- _Records supplied_
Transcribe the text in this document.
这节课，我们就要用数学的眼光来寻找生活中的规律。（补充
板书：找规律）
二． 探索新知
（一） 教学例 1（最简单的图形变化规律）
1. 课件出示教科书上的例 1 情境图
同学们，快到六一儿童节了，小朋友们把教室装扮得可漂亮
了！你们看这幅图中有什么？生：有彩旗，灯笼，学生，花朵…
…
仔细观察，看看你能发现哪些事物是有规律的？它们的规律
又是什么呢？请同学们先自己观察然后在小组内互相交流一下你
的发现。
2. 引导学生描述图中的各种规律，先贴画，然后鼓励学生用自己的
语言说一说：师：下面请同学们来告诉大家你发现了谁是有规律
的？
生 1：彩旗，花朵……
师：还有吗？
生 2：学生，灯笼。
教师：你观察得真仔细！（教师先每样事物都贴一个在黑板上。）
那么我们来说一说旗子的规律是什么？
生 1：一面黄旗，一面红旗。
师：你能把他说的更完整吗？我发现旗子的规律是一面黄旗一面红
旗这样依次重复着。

- _Job_
Quote each line of the listing above exactly.

- _Finished task_
Transcribe the text in this document.
这节课，我们就要用数学的眼光来寻找生活中的规律。（补充
板书：找规律）
二． 探索新知
（一） 教学例 1（最简单的图形变化规律）
1. 课件出示教科书上的例 1 情境图
同学们，快到六一儿童节了，小朋友们把教室装扮得可漂亮
了！你们看这幅图中有什么？生：有彩旗，灯笼，学生，花朵…
…
仔细观察，看看你能发现哪些事物是有规律的？它们的规律
又是什么呢？请同学们先自己观察然后在小组内互相交流一下你
的发现。
2. 引导学生描述图中的各种规律，先贴画，然后鼓励学生用自己的
语言说一说：师：下面请同学们来告诉大家你发现了谁是有规律
的？
生 1：彩旗，花朵……
师：还有吗？
生 2：学生，灯笼。
教师：你观察得真仔细！（教师先每样事物都贴一个在黑板上。）
那么我们来说一说旗子的规律是什么？
生 1：一面黄旗，一面红旗。
师：你能把他说的更完整吗？我发现旗子的规律是一面黄旗一面红
旗这样依次重复着。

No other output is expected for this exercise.